On the version I have you are required to restart. Just downloading the latest version to see if that has changed, but certainly on the version I have you are required to restart, adn it even has a pop up to tell you that in Calibre.

**ETA**

Just updated to both latest version of plugin and Calibre and still prompts me for manual restart for changes to take effect, and when I check the Kindle nothing had changed and it did not automatically restart.


----------



## chilady1 (Jun 9, 2009)

Ok - couple of things.

1.  Make sure you have Calibre version 7.57 - this is the latest version of Calibre
2.  Make sure you have Kindle Collections plug-in 1.57 - the lastest plug-in
3.  I have never been prompted for a manual re-start.  As soon as I eject my Kindle, the plug-in has functionality that makes it automatically reboot my Kindle.

Now, you have sent the books to your Kindle right?  Are you including the series name as part of the metadata.  For example, I highlight 4 books in a series and do a bulk update that allows me to create the series name across all of the books.  I highlight them in series order and click automatically number the series starting with #1.  Are you doing this?

Once that is done, I click "Preview the Collections".  For any new series not on my Kindle, it shows me that that series has been created.  For any other series already done - it just show recreated the collection.

Once I confirm everything looks good, I hit Create Collections.  This makes sure all Collections have been created/replaced, then it brings up an option to see the report.  After this, I eject the Kindle and it automatically reboots.


----------



## palaran (Dec 29, 2010)

Well, I have just updated to the latest versions that you mention and can see no functionality as you describe - when you create a collection a pop up box reminds me of the need to restart the Kindle, which seems a bit strange if it was going to do it itself. Either way, the important part is that the Kindle needs to be restarted, either manually or automatically as seems to happen with yours.


**ETA**

Having looked into this more deeply it will only trigger a fast reboot if you have hacks installed, which I and I expect others do not necessarily have. Mystery solved.


----------



## HappyGuy (Nov 3, 2008)

*DIRECTIVE*:
Write the next part of the forum thread on restarting a Kindle after the Calibre collections plugin runs, beginning right after its last line.

*GIVEN INFORMATION*:
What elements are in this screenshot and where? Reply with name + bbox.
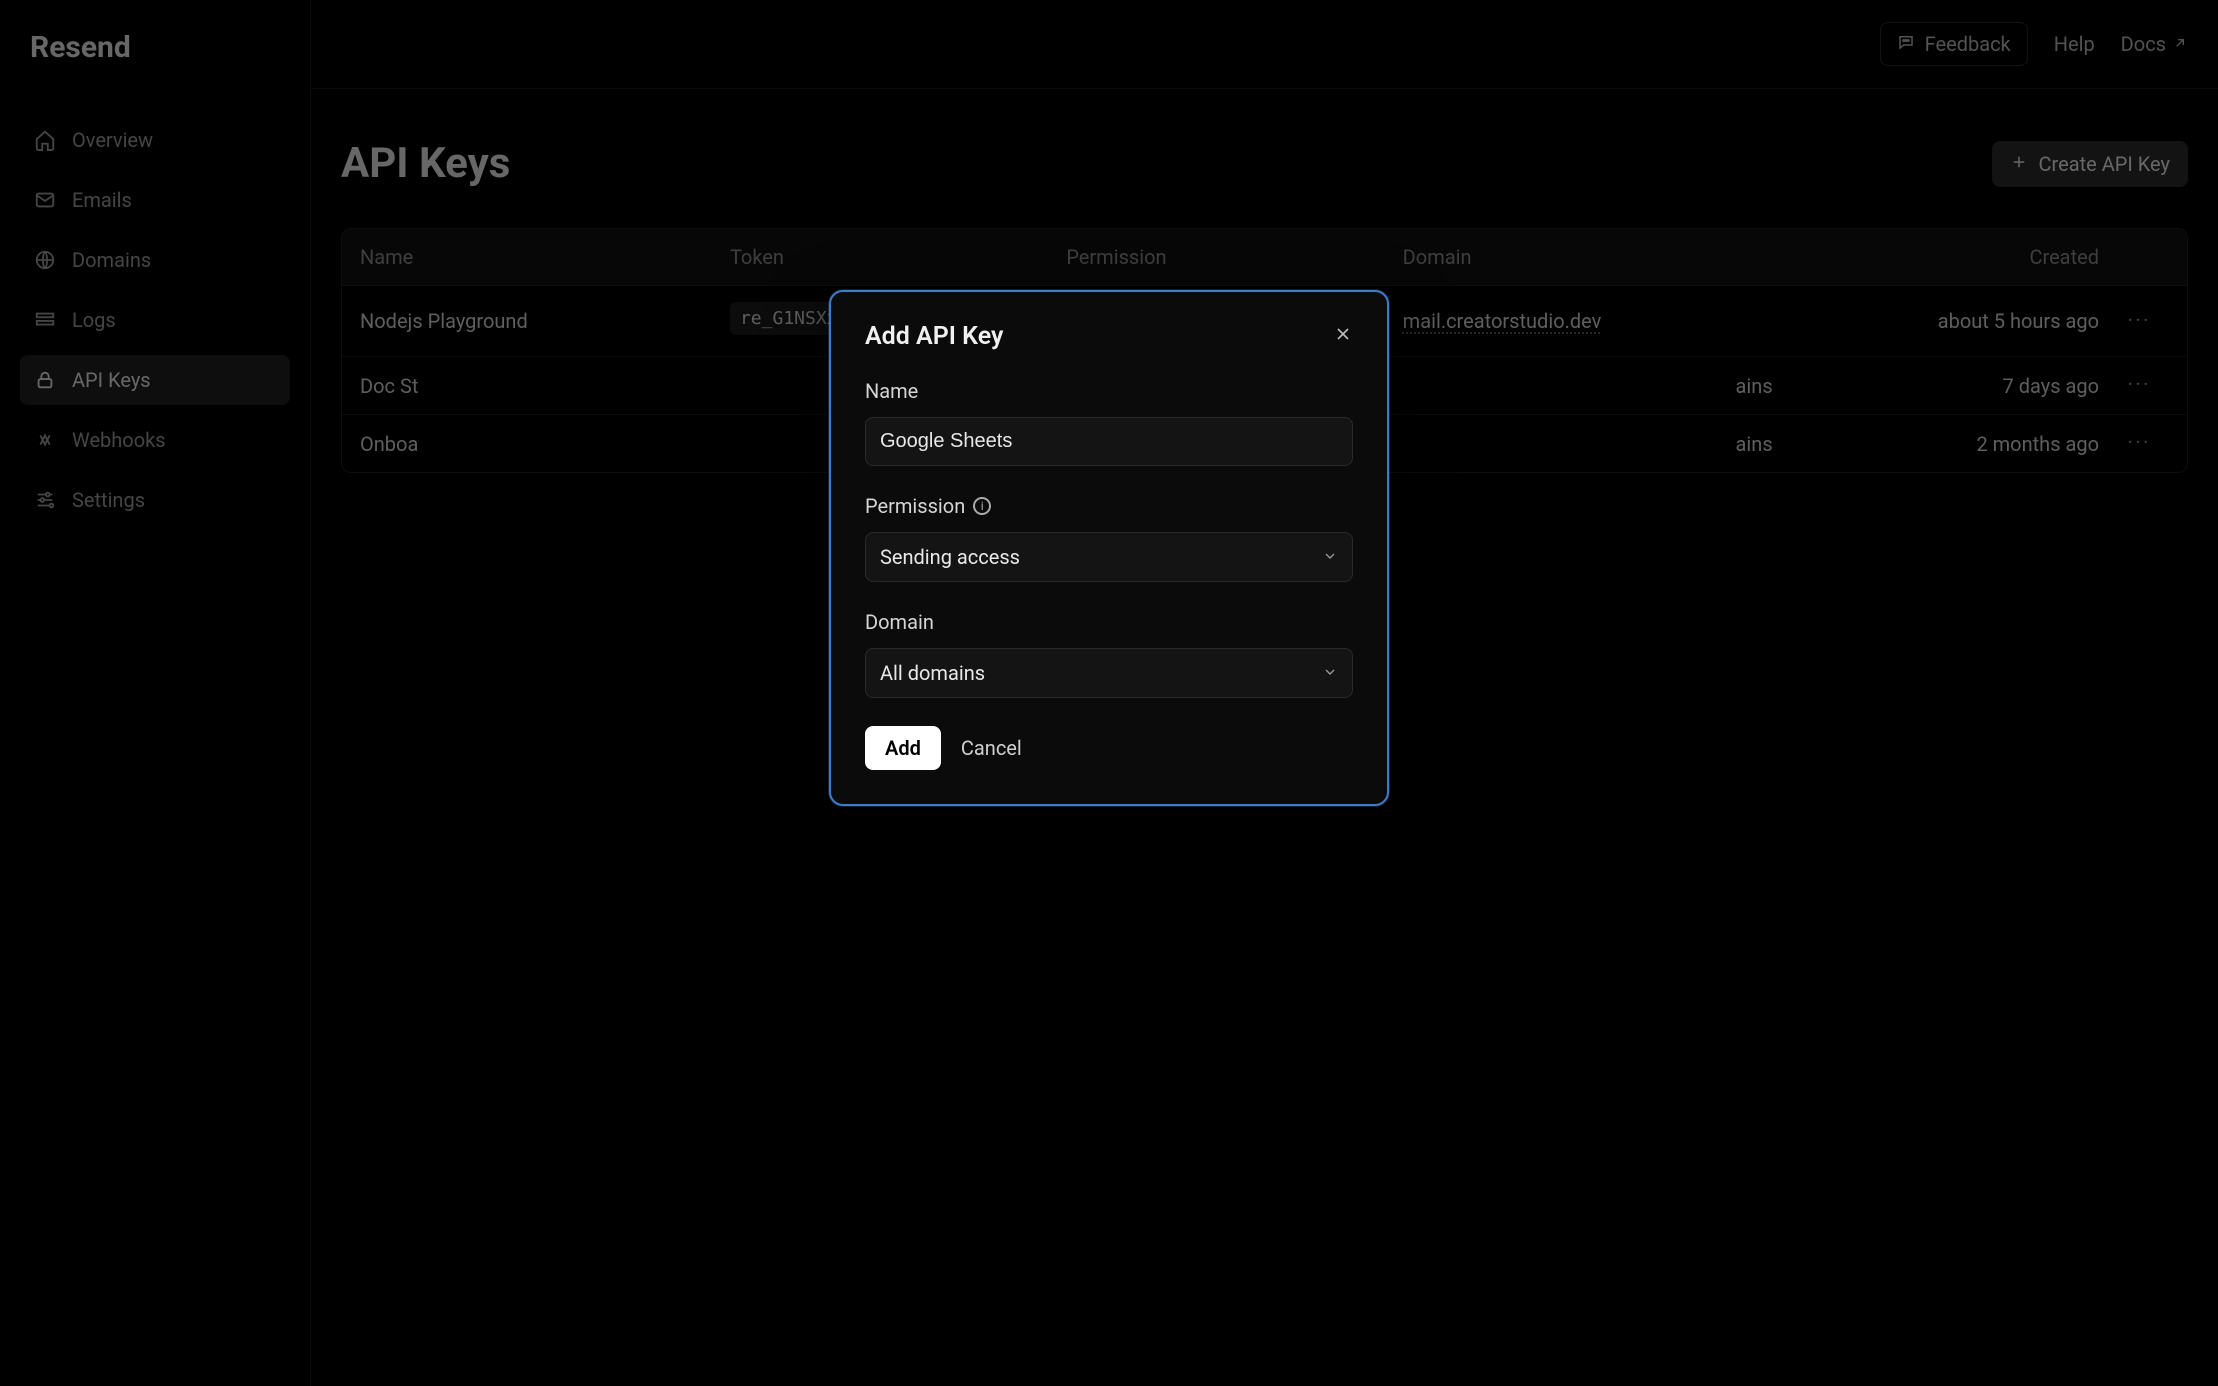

*RESULT FOR THIS EXERCISE*:
Have the latest version of Calibre installed. Have the latest version of the plugin installed. Exited Calibre and restarted. Installed collections from Calibre (they look correct). Ejected and restarted K3. This moved all of the books that were in the collections out of the collections! Now I have all of my collections and 8 pages of book titles    

This CERTAINLY DOESN'T seem to be the EASIEST way to manage collections!

Is this plugin supposed to put books into the correct collection when they're uploaded to the K or just create collections and that's all it does?

Unless someone can give me step by step instructions, I'm not seeing where this is worth the effort!


----------



## palaran (Dec 29, 2010)

Is it possible that you have somehow moved onto sort by author rather than sort by collections?


----------



## HappyGuy (Nov 3, 2008)

Not gonna let this thing spoil my day but ...

Uploaded "1632" which is a .mobi file. Ran the plugin. Restarted Kindle - MY GOODNESS it put the book into the correct collection. "Great", thinks I!
Uploaded "1633" another .mobi file and "Paid In Blood, an .AZW file. Ran the plugin. Restarted Kindle - MY GOODNESS ... nothing. The files were still listed after the collections and were NOT added into the collection. Deleted those two books.
Uploaded "1633" and "32 Caliber" both .mobi files. Ran the plugin. Restarted Kindle - MY GOODNESS ... ALL of my books have been pulled OUT of the collections and are listed AFTER the collections list (All 9 collections are showing (0) books in them!!!

So, I guess for me this plugin is a bust. Unless someone can suggest something else to try. I'd really like to get this to work, but I'm rather tired of reloading books then adding them back into their collections.


----------



## palaran (Dec 29, 2010)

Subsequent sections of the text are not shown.